Task details ->
Search the data for the string "Shift" and extract every line where it appears.

— Start of Record extracts —

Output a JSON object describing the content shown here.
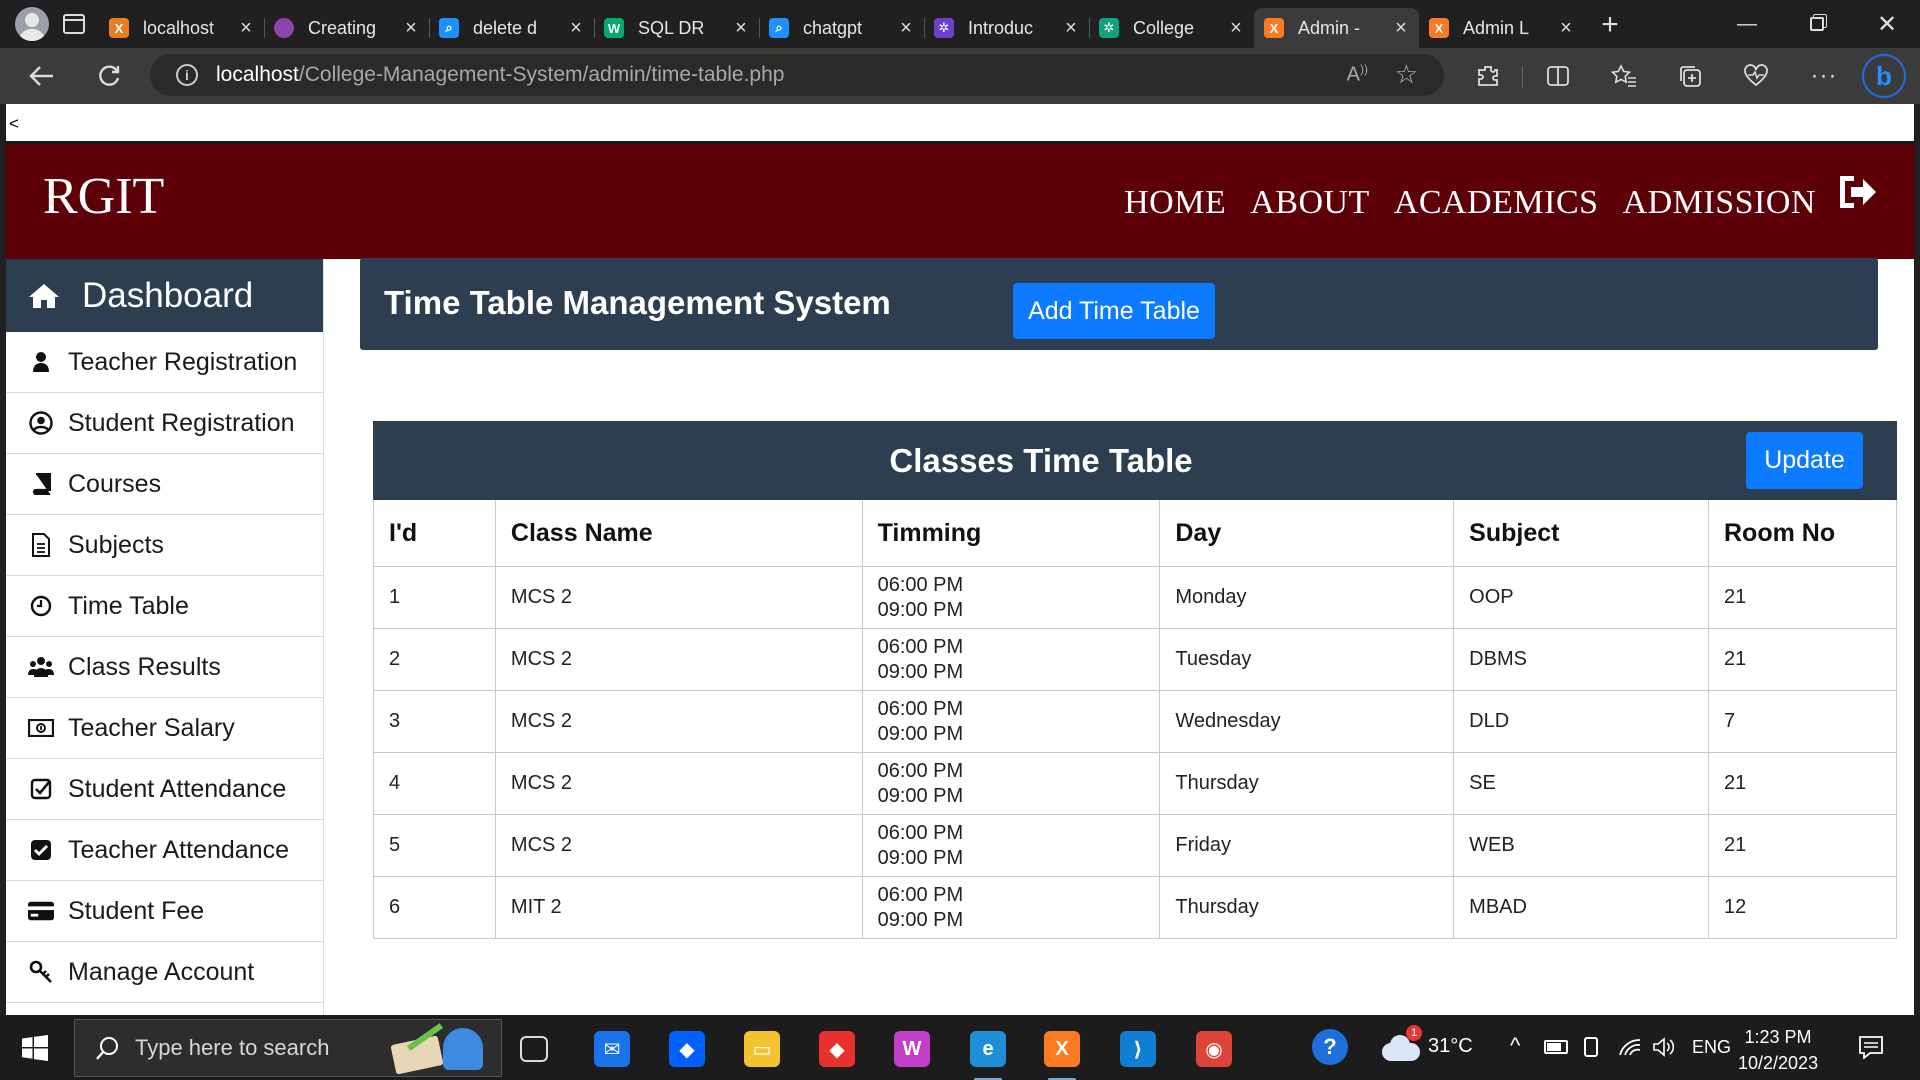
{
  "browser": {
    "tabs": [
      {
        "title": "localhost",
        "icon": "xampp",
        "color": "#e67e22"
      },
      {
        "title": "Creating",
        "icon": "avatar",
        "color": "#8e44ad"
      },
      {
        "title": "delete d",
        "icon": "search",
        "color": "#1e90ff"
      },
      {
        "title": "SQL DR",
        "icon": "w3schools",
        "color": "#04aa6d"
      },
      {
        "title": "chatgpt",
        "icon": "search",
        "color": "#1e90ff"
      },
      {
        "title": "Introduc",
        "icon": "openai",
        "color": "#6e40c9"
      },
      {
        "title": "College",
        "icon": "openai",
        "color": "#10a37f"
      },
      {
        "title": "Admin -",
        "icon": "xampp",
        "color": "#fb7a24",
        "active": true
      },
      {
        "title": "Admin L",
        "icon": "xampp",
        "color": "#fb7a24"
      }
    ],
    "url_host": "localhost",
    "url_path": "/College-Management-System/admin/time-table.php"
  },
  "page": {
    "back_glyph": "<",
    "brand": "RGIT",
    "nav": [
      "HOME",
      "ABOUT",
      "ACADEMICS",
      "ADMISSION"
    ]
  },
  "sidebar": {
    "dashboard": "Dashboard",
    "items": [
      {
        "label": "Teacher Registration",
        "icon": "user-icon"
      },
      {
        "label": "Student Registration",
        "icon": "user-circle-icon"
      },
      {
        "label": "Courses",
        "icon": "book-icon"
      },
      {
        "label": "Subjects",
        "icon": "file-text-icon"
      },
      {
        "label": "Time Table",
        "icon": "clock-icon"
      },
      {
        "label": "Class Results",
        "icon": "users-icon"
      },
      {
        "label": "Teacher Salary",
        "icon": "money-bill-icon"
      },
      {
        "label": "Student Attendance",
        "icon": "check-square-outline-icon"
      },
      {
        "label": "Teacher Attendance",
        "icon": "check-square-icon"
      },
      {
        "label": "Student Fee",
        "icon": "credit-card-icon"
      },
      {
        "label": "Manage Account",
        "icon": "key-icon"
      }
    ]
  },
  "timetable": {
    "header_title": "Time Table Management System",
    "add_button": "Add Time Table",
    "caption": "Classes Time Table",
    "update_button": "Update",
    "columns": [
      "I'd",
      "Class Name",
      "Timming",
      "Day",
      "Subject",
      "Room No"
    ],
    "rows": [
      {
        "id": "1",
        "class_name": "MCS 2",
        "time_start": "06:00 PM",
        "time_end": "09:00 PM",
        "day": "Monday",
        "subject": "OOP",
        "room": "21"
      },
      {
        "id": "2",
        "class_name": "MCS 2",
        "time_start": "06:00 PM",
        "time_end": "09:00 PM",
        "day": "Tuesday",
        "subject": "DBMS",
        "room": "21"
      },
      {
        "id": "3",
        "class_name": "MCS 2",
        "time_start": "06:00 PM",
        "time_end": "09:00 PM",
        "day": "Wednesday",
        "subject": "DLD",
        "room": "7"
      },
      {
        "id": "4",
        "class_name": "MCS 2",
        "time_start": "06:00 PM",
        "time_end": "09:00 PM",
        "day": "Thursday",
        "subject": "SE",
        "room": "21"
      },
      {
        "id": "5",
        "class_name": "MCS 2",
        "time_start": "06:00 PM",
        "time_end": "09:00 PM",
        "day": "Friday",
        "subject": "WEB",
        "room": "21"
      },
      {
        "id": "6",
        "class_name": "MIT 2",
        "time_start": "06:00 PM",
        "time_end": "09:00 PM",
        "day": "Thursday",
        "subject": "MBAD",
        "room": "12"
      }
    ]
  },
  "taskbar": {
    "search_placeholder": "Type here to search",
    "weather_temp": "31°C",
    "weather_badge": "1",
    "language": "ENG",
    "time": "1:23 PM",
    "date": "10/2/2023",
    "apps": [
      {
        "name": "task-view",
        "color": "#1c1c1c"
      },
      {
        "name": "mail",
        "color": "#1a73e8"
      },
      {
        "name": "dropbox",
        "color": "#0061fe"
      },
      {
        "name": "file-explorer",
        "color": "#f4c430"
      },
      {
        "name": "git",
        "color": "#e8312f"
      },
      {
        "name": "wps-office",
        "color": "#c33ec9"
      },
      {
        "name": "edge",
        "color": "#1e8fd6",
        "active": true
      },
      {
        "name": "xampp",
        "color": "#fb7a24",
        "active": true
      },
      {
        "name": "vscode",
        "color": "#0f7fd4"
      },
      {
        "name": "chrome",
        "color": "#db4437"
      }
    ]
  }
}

— End of Record extracts —
— Start of Record extracts —

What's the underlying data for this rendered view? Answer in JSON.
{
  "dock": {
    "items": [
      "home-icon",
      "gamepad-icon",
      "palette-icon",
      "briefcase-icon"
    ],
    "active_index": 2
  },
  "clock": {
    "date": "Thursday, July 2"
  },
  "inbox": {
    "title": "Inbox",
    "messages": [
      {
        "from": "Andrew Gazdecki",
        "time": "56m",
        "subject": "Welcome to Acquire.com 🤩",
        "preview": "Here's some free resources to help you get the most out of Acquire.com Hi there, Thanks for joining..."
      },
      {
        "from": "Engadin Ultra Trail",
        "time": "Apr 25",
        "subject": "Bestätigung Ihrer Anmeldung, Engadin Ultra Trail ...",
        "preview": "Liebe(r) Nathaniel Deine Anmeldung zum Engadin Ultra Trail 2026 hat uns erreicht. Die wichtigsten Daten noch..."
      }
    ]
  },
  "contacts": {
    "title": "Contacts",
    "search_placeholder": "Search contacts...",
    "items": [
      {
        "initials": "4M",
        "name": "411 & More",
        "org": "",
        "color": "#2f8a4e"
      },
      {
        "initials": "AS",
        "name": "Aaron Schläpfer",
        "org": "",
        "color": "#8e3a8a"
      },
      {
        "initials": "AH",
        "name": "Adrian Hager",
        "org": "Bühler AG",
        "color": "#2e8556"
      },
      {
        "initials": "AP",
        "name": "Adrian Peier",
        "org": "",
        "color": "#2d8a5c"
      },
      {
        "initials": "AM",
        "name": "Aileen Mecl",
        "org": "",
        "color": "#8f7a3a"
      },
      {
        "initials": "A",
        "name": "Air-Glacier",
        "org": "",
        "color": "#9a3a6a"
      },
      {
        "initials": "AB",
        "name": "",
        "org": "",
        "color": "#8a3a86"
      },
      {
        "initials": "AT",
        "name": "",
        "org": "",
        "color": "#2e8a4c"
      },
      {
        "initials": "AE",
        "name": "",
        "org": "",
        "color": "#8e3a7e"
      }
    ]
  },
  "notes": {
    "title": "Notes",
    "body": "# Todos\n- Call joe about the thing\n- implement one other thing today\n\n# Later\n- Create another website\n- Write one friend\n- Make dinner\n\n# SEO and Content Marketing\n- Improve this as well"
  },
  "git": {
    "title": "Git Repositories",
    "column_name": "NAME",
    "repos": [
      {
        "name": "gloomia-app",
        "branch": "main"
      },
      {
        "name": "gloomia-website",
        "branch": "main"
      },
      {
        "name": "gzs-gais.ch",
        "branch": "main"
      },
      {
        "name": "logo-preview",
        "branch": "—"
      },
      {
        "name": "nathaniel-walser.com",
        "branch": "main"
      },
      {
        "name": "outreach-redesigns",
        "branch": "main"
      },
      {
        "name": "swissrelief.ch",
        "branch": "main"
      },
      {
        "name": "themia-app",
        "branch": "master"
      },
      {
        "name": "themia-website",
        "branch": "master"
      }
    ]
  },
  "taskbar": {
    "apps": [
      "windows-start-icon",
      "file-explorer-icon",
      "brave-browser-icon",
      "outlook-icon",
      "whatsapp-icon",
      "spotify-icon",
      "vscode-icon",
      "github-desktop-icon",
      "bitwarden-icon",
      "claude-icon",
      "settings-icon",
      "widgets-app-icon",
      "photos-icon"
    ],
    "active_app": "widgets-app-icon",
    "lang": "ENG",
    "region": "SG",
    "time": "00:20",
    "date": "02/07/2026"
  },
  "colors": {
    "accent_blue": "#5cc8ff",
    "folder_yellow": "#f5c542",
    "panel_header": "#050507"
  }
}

— End of Record extracts —
— Start of Record extracts —

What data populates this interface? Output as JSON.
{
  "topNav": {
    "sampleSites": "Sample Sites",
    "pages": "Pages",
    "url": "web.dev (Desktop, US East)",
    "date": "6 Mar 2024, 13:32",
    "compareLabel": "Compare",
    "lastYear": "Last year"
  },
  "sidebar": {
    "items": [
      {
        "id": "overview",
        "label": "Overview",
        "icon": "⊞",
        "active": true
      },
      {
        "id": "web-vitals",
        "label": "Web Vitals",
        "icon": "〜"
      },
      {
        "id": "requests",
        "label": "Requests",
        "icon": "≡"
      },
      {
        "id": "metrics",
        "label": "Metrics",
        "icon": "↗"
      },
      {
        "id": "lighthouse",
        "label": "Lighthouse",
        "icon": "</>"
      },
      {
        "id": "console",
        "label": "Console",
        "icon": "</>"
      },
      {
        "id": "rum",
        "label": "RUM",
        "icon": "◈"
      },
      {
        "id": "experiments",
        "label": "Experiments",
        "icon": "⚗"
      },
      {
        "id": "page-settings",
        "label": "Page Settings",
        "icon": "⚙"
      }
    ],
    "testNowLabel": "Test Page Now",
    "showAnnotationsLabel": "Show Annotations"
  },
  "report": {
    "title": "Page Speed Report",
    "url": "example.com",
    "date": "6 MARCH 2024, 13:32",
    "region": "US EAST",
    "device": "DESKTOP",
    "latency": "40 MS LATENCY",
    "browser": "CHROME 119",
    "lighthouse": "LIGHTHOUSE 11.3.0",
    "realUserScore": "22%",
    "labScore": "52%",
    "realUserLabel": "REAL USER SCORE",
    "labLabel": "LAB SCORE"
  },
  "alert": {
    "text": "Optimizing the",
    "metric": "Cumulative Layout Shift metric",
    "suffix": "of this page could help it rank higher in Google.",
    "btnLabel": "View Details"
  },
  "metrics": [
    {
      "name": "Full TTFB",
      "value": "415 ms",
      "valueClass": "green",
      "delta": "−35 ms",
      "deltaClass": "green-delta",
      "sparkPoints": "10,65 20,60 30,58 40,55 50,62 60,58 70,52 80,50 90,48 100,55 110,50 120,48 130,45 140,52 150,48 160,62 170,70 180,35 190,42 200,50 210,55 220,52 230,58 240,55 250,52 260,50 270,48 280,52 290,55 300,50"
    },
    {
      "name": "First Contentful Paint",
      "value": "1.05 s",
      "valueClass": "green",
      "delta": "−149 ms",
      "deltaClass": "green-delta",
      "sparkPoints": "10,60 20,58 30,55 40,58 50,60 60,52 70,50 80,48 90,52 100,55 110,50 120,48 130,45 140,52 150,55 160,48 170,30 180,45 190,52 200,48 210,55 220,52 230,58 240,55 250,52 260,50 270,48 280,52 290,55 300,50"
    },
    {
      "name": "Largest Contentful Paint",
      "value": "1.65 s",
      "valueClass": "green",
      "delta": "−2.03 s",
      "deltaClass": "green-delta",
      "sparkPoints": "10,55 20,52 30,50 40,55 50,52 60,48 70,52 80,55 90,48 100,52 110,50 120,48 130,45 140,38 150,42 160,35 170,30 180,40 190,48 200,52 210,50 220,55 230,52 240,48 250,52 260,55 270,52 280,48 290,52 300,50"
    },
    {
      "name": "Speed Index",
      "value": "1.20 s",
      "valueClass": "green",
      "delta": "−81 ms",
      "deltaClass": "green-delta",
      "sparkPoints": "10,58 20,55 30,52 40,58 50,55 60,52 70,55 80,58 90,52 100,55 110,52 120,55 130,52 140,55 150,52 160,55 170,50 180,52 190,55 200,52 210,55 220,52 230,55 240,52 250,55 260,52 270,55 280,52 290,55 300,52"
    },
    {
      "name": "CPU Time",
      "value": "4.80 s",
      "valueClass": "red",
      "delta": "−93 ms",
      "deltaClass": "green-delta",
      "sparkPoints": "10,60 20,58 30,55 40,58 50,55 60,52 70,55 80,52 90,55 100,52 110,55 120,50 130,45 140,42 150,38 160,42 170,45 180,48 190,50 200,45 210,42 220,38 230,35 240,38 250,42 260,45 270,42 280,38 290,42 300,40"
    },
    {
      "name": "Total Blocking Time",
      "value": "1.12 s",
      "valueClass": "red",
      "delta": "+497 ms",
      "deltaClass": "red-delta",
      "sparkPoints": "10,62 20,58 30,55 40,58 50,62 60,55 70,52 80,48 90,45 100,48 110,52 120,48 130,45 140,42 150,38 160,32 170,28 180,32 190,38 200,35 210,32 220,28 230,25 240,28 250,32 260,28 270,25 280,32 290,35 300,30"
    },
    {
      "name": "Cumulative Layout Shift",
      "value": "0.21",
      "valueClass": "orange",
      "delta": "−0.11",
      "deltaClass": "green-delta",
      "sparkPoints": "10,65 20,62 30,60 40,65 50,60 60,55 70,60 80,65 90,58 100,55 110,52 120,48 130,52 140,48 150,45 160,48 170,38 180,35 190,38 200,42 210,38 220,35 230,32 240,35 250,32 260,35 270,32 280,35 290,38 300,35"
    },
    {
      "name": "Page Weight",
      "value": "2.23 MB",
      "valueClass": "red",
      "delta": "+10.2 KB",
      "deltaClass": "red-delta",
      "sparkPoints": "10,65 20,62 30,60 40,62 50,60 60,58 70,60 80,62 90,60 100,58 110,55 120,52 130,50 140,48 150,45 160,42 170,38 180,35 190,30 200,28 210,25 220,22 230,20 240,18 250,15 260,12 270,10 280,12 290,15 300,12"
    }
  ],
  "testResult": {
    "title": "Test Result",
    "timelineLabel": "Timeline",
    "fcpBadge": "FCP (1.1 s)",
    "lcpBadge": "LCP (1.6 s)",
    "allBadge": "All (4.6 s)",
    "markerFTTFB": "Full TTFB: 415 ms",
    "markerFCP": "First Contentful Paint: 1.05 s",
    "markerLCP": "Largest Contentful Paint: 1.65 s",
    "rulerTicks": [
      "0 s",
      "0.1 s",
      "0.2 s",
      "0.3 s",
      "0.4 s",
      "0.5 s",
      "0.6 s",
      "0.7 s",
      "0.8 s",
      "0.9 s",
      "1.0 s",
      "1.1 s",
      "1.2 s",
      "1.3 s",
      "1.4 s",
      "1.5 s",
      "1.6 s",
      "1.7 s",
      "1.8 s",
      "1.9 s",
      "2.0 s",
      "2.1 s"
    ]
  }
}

— End of Record extracts —

Output below ->
    "metric": "Cumulative Layout Shift metric",
      "name": "Cumulative Layout Shift",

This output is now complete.